TEXT PROVIDED
——————————

‘Shocker through and through:’ Alum to serve as Kansas Leadership Center president

Kaye+Monk-Morgan%2C+former+VP+of+Strategic+Engagement+and+Planning%2C+addresses+the+Faculty+Senate+on+Oct.+22%2C+2018.+After+leaving+WSU%2C+Monk-Morgan+went+to+work+at+the+Kansas+Leadership+Center.

Tanat Maichan

Kaye Monk-Morgan, former VP of Strategic Engagement and Planning, addresses the Faculty Senate on Oct. 22, 2018. After leaving WSU, Monk-Morgan went to work at the Kansas Leadership Center.

A three-time graduate of Wichita State, Kaye Monk-Morgan has been chosen to serve as president and CEO of the Kansas Leadership Center (KLC), an organization dedicated to improving leadership skills in the state and beyond.

Before arriving at KLC, she worked at Wichita State for nearly 30 years, her last role at the university being vice president of Strategic Engagement and Planning. Monk-Morgan considers she and her family “Shockers through and through.”

“I’m an educator at my very core,” she said. “So I love the fact that I got an opportunity to lead and education adjacent organization.”

In 2007, the Kansas Health Foundation founded KLC to focus on “adaptive challenges,” issues that are not easy to solve. 

“Our job really is to foster civic leadership development,” Monk-Morgan said. “And create a culture where people show up and are willing to take risks in an effort to move something difficult forward.”

——————————

DATA PROVIDED

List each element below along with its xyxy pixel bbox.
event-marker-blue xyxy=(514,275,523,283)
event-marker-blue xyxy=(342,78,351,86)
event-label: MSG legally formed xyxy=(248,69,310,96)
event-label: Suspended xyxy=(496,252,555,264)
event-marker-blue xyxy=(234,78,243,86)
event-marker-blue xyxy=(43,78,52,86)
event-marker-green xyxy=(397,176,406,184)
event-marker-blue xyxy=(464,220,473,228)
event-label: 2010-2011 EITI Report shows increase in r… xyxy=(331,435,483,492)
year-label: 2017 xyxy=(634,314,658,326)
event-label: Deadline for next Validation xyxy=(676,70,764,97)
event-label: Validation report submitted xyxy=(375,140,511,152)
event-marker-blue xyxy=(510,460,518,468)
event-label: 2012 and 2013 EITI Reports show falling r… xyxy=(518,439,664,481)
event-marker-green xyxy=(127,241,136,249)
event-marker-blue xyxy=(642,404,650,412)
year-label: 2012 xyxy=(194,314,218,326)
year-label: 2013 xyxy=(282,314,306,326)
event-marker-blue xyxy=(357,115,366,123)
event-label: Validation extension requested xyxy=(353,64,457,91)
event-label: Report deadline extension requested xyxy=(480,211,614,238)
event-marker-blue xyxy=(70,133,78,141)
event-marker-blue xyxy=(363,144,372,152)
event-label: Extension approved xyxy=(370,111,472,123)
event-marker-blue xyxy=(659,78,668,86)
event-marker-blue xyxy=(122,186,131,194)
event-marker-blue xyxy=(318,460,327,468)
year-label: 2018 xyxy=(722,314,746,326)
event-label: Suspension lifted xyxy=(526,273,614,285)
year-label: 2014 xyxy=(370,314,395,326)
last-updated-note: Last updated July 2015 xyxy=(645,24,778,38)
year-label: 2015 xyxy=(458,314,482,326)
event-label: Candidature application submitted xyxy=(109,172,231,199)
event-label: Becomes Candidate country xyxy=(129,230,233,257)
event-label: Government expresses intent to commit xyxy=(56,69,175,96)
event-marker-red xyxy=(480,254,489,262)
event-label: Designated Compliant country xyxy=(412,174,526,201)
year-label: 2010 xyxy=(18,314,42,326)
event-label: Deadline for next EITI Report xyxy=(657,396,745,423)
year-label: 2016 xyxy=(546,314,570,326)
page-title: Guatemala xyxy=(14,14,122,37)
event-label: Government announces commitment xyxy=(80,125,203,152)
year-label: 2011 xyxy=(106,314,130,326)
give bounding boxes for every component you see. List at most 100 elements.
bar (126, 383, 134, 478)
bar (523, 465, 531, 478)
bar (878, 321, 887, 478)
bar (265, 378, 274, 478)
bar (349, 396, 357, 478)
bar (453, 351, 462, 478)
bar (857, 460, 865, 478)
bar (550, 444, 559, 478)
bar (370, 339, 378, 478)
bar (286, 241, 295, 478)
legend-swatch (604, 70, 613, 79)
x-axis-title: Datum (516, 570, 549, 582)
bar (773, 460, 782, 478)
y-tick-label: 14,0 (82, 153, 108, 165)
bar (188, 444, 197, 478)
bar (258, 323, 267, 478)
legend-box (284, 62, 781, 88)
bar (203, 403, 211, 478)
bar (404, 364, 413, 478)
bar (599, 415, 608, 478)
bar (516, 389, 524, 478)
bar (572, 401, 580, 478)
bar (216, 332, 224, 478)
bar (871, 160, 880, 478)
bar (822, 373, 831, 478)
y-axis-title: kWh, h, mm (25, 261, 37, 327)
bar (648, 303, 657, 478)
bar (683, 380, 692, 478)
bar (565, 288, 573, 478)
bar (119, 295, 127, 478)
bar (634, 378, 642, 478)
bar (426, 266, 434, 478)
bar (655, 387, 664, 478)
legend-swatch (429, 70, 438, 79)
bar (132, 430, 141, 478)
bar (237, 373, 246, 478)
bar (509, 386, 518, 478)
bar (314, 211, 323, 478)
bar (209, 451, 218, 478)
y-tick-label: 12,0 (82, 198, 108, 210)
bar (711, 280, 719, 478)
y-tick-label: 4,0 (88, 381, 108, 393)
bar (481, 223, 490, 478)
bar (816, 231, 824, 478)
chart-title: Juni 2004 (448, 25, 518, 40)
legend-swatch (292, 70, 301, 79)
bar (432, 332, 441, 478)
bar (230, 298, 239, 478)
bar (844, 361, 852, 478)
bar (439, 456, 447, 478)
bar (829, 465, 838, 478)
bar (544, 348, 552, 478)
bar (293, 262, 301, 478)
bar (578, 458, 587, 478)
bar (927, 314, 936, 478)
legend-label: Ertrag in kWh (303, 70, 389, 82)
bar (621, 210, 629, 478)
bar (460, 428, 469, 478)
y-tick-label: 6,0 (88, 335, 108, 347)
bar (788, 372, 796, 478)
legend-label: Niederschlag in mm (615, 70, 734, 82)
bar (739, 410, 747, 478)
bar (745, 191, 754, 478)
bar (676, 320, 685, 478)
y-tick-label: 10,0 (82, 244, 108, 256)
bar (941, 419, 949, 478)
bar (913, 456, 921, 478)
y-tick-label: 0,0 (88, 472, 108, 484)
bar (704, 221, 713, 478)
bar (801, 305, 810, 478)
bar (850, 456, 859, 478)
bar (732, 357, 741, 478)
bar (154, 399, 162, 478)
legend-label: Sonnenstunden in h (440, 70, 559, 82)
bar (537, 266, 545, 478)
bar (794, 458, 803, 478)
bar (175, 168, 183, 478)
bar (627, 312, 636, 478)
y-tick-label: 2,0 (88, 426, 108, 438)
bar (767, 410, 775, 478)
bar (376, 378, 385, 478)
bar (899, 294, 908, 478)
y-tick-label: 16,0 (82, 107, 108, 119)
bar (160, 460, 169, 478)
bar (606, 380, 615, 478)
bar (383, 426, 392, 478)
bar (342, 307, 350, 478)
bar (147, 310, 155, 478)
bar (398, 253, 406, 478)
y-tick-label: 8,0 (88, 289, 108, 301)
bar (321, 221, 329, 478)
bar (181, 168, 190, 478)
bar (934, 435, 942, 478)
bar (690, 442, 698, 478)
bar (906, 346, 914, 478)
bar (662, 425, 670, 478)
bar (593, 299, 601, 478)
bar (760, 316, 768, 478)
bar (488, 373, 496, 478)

——————————

ACTIVITY LIST
- 1) Reproduce word for word the passage of the article on Kaye Monk-Morgan, starting with "Kaye Monk-Morgan, former" and going on through "state and beyond.".
- 2) Answer these questions using the article on Kaye Monk-Morgan:
(a) How many times did Monk-Morgan graduate from Wichita State?
(b) For about how many years did she work at Wichita State?
(c) Which organization founded the Kansas Leadership Center, and in what year?
- 3) Write the next part of the article on Kaye Monk-Morgan's new role at the Kansas Leadership Center, beginning after its last sentence.

RESULTS OF THE TASKS
- 1)
Kaye Monk-Morgan, former VP of Strategic Engagement and Planning, addresses the Faculty Senate on Oct. 22, 2018. After leaving WSU, Monk-Morgan went to work at the Kansas Leadership Center.

A three-time graduate of Wichita State, Kaye Monk-Morgan has been chosen to serve as president and CEO of the Kansas Leadership Center (KLC), an organization dedicated to improving leadership skills in the state and beyond.

- 2)
(a) Three times.
(b) Nearly 30 years.
(c) The Kansas Health Foundation, in 2007.

- 3)
On March 6, Monk-Morgan will shift from her current role as chief impact officer to president and CEO. In her former role, she worked on strategies for the nonprofit and served as a teaching faculty.

“I’m really fortunate that I’m getting a chance to move into the position of president in an organization that’s strong,” Monk-Morgan said. “Both in size and scope, the type of work that we do here at KLC continues to grow.”

Currently, KLC teaches courses at some universities around the state, like Fort Hays State and Wichita State. In these classes, instructors apply the same ideas and strategies used at KLC.

“Taking our framework … and applying it for students really is a way to kind of meet some of those particular needs when young people are going into the workforce,” Monk-Morgan said.

In her new role, she plans to work more closely with schools in Kansas, from K-12 to 4-year universities.

“If we’re going to change our state, we do that by working with young people,” she said. “50-year-olds are cool, but the people changing the world are probably not going to be 50-year-olds.”